WHAT THIS TASK INVOLVES
Reproduce every record exactly as it appears, but not the pictures.

RECORD LIST
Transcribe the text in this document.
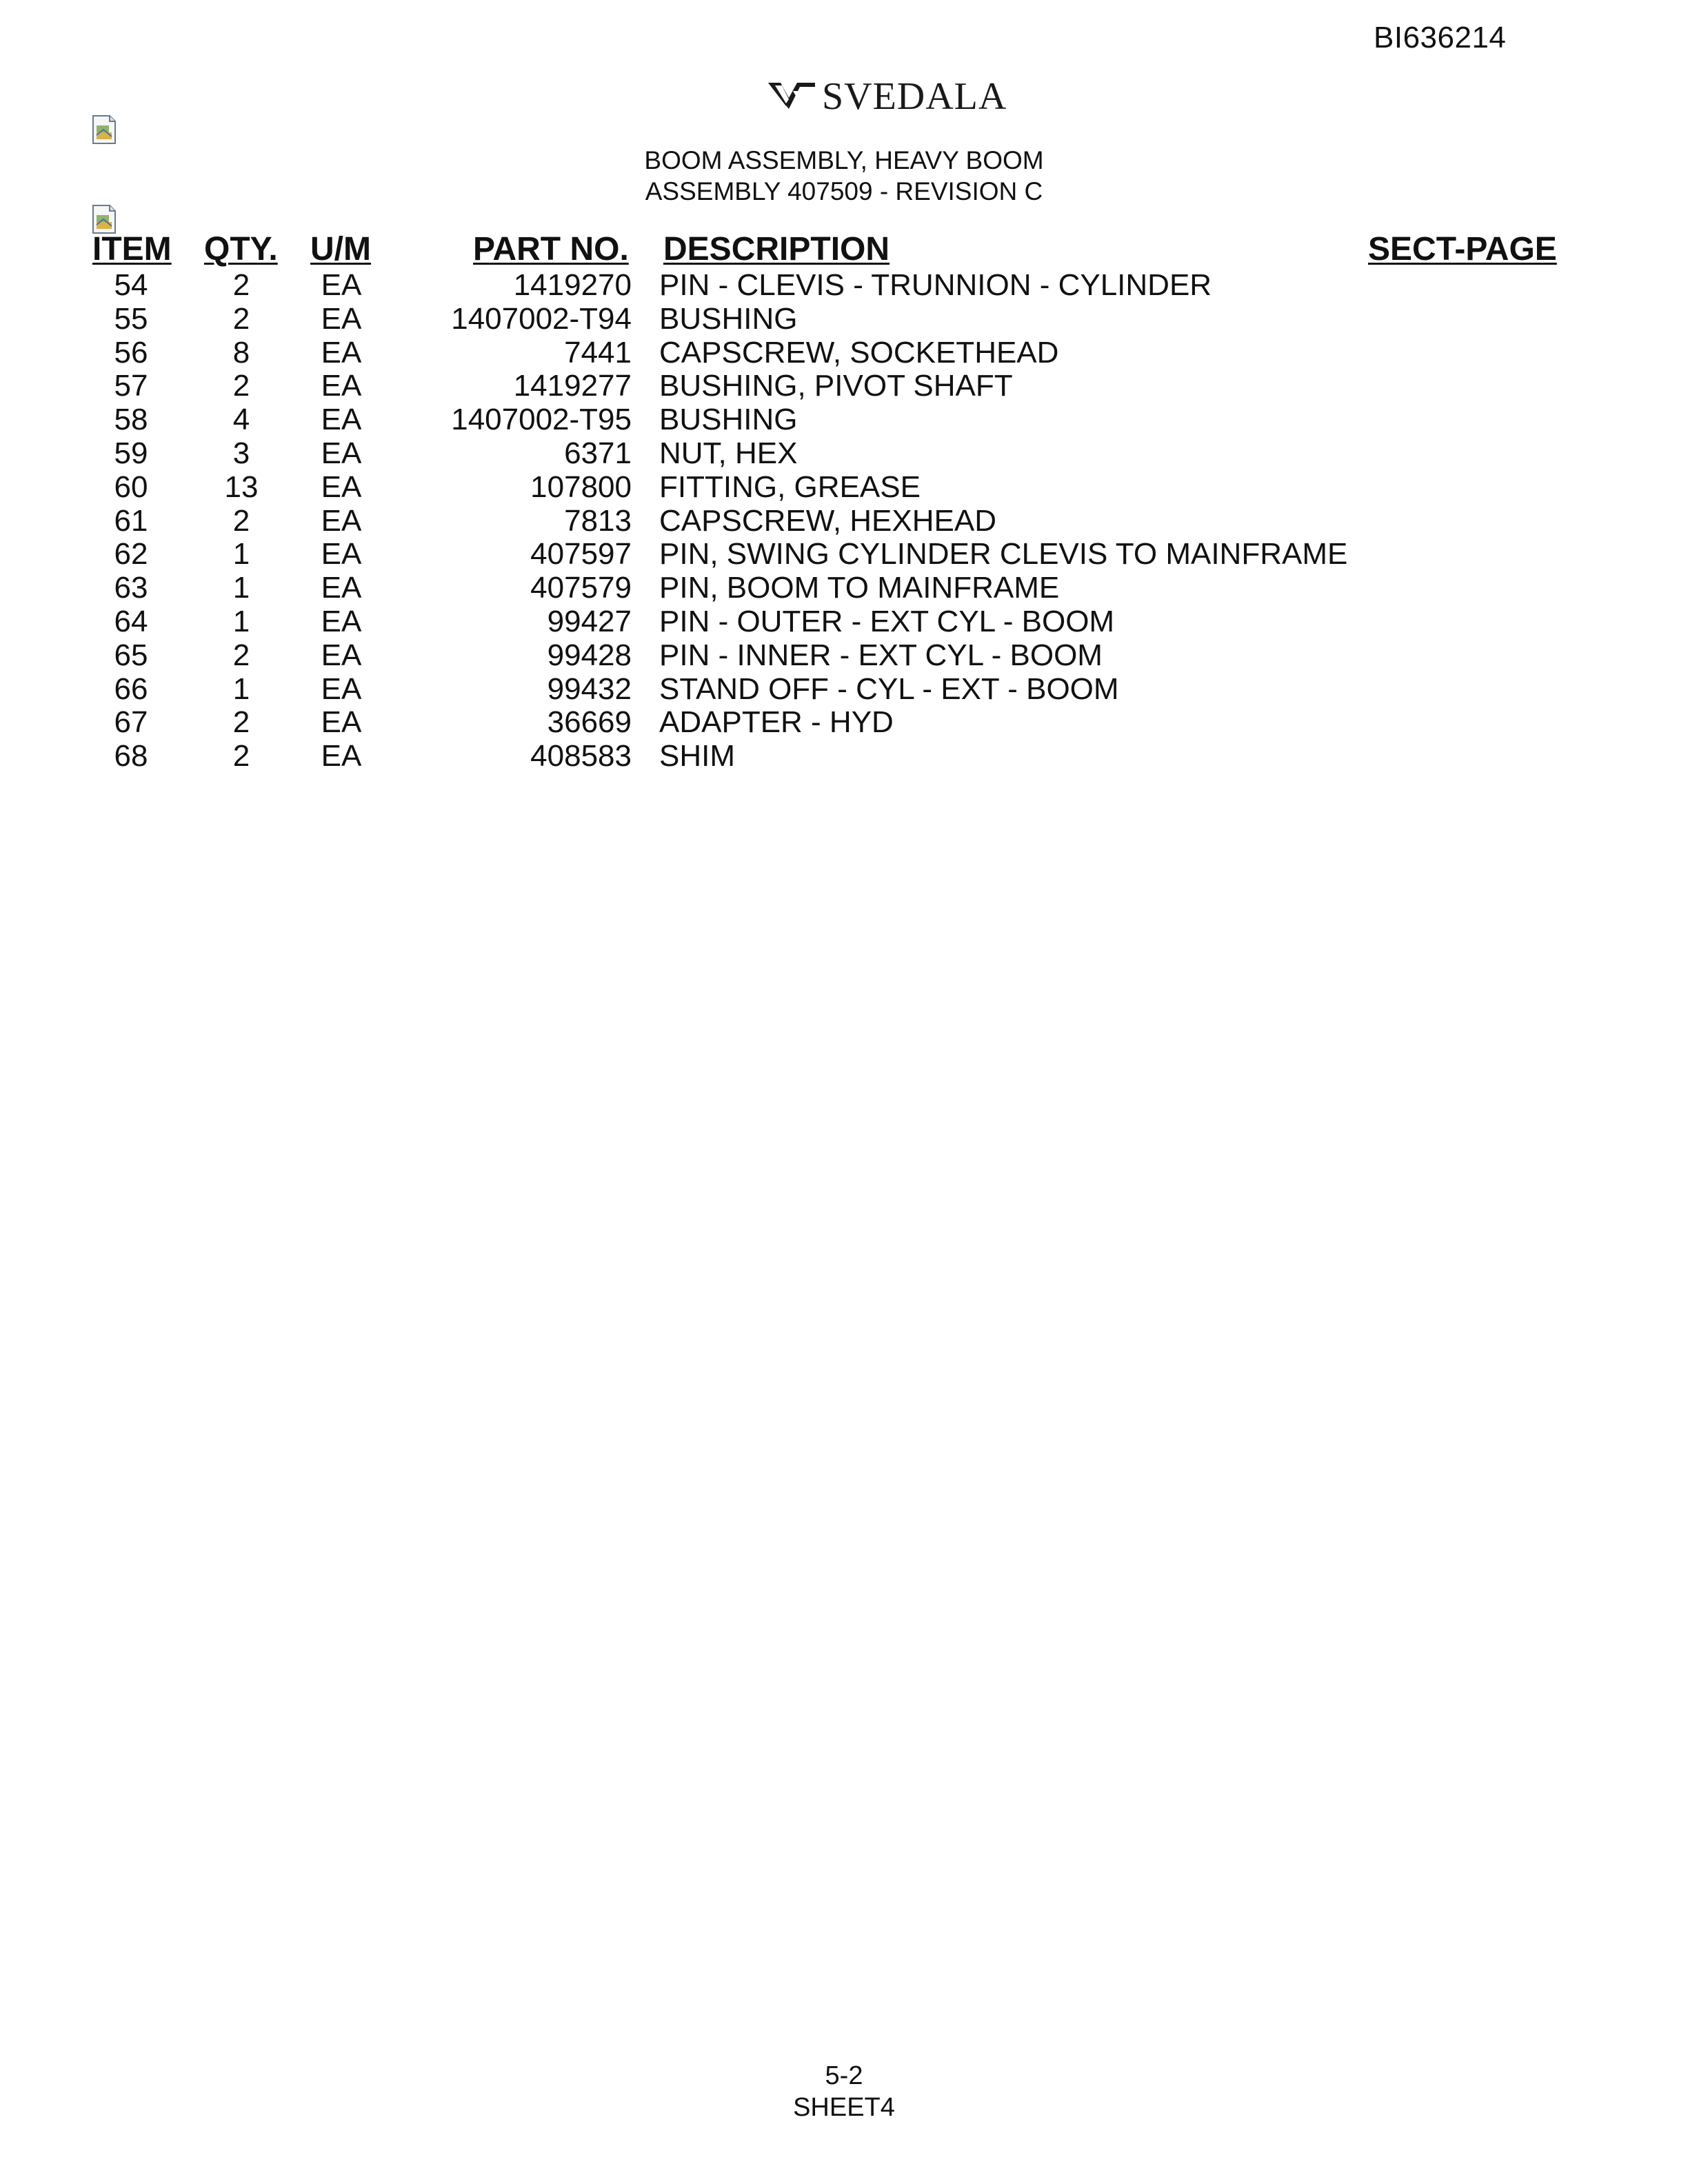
BI636214
SVEDALA
BOOM ASSEMBLY, HEAVY BOOM
ASSEMBLY 407509 - REVISION C
ITEM QTY. U/M	PART NO. DESCRIPTION	SECT-PAGE
54	2	EA	1419270 PIN - CLEVIS - TRUNNION - CYLINDER
55	2	EA	1407002-T94 BUSHING
56	8	EA	7441 CAPSCREW, SOCKETHEAD
57	2	EA	1419277 BUSHING, PIVOT SHAFT
58	4	EA	1407002-T95 BUSHING
59	3	EA	6371 NUT, HEX
60	13	EA	107800 FITTING, GREASE
61	2	EA	7813 CAPSCREW, HEXHEAD
62	1	EA	407597 PIN, SWING CYLINDER CLEVIS TO MAINFRAME
63	1	EA	407579 PIN, BOOM TO MAINFRAME
64	1	EA	99427 PIN - OUTER - EXT CYL - BOOM
65	2	EA	99428 PIN - INNER - EXT CYL - BOOM
66	1	EA	99432 STAND OFF - CYL - EXT - BOOM
67	2	EA	36669 ADAPTER - HYD
68	2	EA	408583 SHIM
5-2
SHEET4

FINAL ANSWER
Transcribe the text in this document.
BI636214
SVEDALA
BOOM ASSEMBLY, HEAVY BOOM
ASSEMBLY 407509 - REVISION C
ITEM QTY. U/M	PART NO. DESCRIPTION	SECT-PAGE
54	2	EA	1419270 PIN - CLEVIS - TRUNNION - CYLINDER
55	2	EA	1407002-T94 BUSHING
56	8	EA	7441 CAPSCREW, SOCKETHEAD
57	2	EA	1419277 BUSHING, PIVOT SHAFT
58	4	EA	1407002-T95 BUSHING
59	3	EA	6371 NUT, HEX
60	13	EA	107800 FITTING, GREASE
61	2	EA	7813 CAPSCREW, HEXHEAD
62	1	EA	407597 PIN, SWING CYLINDER CLEVIS TO MAINFRAME
63	1	EA	407579 PIN, BOOM TO MAINFRAME
64	1	EA	99427 PIN - OUTER - EXT CYL - BOOM
65	2	EA	99428 PIN - INNER - EXT CYL - BOOM
66	1	EA	99432 STAND OFF - CYL - EXT - BOOM
67	2	EA	36669 ADAPTER - HYD
68	2	EA	408583 SHIM
5-2
SHEET4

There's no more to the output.